(Excerpts from a figure dataset)
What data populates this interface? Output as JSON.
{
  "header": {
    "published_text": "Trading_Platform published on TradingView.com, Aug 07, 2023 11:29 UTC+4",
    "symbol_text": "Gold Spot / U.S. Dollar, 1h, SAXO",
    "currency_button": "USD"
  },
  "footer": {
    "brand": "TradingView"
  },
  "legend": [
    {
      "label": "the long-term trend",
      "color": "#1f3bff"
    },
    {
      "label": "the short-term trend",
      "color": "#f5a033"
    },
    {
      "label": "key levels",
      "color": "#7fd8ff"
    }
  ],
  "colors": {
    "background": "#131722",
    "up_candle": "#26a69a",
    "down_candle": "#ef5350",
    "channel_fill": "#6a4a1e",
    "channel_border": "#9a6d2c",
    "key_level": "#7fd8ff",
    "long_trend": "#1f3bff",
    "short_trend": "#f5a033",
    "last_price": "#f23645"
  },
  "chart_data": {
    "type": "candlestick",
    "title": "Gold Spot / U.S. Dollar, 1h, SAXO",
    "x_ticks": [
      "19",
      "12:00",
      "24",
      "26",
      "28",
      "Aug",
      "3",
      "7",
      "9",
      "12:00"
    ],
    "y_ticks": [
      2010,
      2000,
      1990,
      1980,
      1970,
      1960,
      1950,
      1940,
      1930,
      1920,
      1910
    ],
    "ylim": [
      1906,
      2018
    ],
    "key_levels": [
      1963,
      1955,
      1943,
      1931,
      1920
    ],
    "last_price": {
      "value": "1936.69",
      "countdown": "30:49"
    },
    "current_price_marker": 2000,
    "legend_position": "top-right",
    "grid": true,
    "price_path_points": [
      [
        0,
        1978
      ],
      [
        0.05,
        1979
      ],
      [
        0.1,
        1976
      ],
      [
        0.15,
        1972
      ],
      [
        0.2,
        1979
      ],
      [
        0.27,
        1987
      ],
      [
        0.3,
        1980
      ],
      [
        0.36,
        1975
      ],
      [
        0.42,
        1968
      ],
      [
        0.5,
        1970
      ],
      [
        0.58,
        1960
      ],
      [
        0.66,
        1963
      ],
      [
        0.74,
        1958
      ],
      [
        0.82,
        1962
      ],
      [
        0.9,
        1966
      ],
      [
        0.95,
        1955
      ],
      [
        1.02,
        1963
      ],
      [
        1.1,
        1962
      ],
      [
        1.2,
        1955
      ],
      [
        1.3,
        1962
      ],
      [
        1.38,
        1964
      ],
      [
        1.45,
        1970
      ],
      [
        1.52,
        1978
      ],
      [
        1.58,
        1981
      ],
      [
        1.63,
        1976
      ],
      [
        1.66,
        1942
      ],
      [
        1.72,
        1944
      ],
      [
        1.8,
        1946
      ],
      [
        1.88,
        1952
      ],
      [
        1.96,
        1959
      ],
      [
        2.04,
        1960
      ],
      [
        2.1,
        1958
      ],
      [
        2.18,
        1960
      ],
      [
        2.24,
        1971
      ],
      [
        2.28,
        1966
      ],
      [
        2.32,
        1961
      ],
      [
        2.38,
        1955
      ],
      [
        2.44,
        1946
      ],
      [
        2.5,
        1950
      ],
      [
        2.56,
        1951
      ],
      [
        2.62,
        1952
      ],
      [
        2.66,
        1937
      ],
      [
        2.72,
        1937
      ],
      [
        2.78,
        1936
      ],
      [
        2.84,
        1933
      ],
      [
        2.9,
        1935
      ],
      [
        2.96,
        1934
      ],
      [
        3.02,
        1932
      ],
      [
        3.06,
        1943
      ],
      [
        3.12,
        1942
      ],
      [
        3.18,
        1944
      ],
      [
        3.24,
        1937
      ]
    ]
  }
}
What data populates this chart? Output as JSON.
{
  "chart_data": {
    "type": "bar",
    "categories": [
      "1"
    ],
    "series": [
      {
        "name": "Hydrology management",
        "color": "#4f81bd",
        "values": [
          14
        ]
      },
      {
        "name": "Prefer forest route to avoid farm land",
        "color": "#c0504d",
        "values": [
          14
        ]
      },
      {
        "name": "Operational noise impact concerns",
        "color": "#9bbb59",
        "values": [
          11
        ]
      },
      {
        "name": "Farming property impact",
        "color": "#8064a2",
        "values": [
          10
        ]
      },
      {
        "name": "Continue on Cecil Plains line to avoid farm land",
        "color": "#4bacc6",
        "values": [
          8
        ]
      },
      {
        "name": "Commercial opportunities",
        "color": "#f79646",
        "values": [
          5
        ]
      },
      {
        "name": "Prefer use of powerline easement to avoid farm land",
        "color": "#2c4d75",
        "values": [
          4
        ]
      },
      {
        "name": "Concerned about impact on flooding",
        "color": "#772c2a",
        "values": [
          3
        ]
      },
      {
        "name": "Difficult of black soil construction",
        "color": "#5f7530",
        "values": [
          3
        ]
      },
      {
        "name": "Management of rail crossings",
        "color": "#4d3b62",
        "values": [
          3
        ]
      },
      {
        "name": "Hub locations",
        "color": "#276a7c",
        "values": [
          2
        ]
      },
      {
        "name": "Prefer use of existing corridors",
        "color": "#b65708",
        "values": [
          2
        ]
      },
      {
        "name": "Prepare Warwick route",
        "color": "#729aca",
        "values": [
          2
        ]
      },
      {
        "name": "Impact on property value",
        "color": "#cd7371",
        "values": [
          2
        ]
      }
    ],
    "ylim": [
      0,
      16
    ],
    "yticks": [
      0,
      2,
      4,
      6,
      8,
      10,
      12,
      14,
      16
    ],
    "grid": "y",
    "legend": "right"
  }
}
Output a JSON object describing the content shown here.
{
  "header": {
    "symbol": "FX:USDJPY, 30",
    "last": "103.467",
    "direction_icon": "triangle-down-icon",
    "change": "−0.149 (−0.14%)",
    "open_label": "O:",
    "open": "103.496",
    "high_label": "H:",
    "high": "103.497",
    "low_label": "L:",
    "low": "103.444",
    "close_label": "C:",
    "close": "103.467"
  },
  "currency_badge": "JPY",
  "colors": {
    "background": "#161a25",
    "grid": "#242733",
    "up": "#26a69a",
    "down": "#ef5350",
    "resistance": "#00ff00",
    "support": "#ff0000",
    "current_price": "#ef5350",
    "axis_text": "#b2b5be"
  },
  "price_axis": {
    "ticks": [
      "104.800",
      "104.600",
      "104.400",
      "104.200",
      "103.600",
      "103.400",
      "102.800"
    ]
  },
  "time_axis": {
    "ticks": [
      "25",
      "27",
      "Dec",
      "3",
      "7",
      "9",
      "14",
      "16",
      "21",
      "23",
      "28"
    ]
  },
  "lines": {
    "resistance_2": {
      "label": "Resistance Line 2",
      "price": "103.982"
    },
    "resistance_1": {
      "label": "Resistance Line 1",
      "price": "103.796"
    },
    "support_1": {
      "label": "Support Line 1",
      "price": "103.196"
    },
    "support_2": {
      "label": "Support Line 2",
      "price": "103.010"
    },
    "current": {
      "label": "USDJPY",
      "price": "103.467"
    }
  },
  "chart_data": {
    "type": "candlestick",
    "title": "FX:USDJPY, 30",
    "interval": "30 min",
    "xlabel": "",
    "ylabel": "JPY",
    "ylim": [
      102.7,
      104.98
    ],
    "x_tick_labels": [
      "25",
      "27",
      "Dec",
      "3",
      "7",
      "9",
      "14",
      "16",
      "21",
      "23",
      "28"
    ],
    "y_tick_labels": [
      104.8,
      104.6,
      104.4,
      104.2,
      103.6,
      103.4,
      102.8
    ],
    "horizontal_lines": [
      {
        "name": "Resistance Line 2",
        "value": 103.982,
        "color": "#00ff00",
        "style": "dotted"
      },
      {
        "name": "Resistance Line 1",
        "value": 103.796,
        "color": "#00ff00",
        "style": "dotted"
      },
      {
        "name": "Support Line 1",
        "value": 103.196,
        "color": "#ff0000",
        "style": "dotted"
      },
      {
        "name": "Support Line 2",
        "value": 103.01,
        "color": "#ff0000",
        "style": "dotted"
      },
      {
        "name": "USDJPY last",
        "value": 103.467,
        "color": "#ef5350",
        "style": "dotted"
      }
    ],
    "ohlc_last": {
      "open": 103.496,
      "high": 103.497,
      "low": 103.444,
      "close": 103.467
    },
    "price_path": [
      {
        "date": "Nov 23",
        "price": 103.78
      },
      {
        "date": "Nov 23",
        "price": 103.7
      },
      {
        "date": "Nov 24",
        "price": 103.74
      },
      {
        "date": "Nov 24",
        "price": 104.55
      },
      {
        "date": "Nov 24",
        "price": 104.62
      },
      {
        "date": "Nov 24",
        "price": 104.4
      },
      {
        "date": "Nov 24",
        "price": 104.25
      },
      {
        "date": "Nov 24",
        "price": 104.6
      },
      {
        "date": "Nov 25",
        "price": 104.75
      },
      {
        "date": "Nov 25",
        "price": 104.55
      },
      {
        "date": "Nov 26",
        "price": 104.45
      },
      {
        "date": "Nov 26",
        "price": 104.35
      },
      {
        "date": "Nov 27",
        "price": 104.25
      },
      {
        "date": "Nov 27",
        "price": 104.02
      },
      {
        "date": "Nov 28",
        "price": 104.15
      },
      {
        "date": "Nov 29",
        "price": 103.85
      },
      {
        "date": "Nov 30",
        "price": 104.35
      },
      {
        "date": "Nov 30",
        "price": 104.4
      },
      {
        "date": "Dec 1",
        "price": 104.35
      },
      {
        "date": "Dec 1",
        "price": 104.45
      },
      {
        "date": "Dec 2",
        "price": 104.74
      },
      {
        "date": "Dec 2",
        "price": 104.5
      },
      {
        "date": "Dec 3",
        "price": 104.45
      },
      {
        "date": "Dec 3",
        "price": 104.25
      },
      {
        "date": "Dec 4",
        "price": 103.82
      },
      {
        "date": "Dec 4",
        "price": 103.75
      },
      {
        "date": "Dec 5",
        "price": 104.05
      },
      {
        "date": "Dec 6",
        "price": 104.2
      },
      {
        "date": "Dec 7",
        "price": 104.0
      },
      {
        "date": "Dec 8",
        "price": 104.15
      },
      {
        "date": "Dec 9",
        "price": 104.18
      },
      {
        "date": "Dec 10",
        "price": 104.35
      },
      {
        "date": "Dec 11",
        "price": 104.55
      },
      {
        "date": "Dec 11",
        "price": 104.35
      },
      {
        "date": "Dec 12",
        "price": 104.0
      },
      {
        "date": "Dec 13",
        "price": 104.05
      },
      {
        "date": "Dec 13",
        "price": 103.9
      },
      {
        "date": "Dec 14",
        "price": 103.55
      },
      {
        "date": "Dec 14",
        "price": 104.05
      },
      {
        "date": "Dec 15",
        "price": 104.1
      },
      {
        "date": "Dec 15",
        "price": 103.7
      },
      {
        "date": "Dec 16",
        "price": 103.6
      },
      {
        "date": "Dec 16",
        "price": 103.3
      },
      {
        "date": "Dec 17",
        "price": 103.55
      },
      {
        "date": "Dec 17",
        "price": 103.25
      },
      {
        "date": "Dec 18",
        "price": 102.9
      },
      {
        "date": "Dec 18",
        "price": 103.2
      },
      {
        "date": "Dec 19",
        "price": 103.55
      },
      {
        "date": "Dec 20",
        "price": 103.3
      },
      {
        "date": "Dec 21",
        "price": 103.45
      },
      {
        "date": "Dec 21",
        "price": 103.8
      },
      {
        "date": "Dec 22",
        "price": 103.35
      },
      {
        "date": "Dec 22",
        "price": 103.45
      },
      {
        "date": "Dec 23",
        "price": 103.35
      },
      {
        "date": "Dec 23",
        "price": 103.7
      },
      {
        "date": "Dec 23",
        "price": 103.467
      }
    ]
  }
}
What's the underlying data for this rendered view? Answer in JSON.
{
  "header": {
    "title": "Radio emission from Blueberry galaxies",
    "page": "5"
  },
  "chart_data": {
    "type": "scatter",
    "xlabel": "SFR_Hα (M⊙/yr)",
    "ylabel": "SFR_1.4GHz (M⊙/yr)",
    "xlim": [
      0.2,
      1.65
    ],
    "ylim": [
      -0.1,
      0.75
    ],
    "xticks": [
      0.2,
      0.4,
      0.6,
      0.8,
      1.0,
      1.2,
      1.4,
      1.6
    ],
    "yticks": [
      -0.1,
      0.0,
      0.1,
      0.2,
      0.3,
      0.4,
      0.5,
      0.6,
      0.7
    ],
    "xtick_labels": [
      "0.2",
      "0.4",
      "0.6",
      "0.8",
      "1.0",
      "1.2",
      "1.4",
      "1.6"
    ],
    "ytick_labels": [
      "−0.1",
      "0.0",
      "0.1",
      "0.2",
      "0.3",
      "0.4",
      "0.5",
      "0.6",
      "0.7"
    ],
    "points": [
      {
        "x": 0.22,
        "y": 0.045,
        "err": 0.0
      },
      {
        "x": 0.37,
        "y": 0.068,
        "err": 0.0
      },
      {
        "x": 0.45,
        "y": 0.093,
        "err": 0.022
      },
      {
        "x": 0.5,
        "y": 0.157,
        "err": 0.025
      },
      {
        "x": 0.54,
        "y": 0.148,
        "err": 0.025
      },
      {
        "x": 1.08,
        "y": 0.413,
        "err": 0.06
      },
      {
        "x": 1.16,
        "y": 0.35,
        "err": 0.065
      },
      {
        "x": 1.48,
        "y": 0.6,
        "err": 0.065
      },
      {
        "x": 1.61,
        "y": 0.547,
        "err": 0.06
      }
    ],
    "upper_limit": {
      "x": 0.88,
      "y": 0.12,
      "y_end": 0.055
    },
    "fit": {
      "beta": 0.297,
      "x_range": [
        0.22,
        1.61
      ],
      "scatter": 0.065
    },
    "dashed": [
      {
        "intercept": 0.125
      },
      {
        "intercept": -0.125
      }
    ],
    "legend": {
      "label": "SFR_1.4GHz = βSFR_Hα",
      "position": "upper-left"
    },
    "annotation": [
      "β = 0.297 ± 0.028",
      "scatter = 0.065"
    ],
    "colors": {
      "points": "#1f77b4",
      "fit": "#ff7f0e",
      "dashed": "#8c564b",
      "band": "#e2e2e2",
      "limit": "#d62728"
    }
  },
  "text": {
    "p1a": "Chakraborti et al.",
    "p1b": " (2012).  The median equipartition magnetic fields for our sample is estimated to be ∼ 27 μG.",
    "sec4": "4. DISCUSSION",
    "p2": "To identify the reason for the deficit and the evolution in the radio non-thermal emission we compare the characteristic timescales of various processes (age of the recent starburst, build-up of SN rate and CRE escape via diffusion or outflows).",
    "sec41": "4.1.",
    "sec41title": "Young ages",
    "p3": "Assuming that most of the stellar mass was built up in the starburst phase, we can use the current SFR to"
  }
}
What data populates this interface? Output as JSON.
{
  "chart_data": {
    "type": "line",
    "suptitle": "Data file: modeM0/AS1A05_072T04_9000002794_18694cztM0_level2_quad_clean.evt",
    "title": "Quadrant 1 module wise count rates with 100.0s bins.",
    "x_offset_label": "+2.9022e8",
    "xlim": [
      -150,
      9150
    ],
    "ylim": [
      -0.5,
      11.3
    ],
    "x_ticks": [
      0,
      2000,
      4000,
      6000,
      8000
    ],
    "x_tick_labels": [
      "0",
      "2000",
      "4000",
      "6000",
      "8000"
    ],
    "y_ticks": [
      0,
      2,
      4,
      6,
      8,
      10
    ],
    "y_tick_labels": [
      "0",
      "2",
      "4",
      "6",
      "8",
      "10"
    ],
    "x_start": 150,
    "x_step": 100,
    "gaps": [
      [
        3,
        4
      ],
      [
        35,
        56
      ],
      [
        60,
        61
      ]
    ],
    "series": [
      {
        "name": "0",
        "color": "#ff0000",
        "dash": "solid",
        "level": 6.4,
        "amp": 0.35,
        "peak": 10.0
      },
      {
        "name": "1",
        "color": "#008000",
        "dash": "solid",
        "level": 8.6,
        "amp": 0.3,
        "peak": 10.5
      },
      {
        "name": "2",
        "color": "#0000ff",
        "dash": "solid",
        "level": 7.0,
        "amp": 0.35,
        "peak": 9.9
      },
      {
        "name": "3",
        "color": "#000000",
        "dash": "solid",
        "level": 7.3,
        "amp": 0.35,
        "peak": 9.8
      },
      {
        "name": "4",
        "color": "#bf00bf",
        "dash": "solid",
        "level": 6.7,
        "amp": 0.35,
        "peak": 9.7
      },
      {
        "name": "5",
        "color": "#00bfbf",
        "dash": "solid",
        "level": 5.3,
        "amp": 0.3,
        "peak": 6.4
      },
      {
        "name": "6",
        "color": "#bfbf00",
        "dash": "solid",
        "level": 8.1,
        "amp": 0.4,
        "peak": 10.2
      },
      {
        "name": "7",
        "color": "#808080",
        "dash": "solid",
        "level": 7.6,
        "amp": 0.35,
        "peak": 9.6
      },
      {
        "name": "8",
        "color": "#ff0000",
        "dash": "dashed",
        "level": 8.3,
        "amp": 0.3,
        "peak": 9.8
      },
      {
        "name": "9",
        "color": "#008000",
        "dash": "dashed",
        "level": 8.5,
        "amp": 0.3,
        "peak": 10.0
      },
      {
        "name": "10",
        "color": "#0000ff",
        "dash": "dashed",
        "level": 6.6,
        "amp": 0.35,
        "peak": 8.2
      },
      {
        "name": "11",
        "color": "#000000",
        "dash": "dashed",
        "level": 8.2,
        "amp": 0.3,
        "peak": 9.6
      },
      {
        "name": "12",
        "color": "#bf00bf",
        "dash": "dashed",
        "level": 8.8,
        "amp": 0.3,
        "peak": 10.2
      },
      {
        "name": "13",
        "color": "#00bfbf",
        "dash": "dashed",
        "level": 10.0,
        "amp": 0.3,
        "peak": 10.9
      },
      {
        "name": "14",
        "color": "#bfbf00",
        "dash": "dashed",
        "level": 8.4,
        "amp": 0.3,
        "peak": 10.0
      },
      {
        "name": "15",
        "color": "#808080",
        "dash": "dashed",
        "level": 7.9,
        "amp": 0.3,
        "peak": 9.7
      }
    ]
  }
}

_WHAT YOU ARE ASKED TO DO_
Copy each line of the data above that holds "avoid".

_CORRECT OUTPUT_
        "name": "Prefer forest route to avoid farm land",
        "name": "Continue on Cecil Plains line to avoid farm land",
        "name": "Prefer use of powerline easement to avoid farm land",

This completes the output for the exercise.